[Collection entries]
- - - -
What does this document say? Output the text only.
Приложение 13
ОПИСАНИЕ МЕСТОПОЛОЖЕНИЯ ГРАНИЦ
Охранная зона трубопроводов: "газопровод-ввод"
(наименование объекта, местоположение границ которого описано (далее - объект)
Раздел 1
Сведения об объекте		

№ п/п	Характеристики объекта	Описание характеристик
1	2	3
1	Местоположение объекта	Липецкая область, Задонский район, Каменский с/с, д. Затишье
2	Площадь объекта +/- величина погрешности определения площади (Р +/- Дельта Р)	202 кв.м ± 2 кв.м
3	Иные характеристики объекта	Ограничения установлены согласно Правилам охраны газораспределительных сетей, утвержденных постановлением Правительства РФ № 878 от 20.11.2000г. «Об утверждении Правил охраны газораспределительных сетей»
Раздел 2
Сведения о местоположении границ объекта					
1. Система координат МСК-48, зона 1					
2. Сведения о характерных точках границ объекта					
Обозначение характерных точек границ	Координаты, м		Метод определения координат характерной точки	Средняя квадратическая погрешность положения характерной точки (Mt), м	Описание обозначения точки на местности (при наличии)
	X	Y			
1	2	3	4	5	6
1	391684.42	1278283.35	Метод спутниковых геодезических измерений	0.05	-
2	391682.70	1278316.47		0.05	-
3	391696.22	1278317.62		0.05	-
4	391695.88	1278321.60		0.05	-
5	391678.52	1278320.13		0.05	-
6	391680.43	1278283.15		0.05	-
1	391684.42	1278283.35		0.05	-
- - - -
Report how many lines of the listing hold the string "характерных", giving only the number.

Final result: 2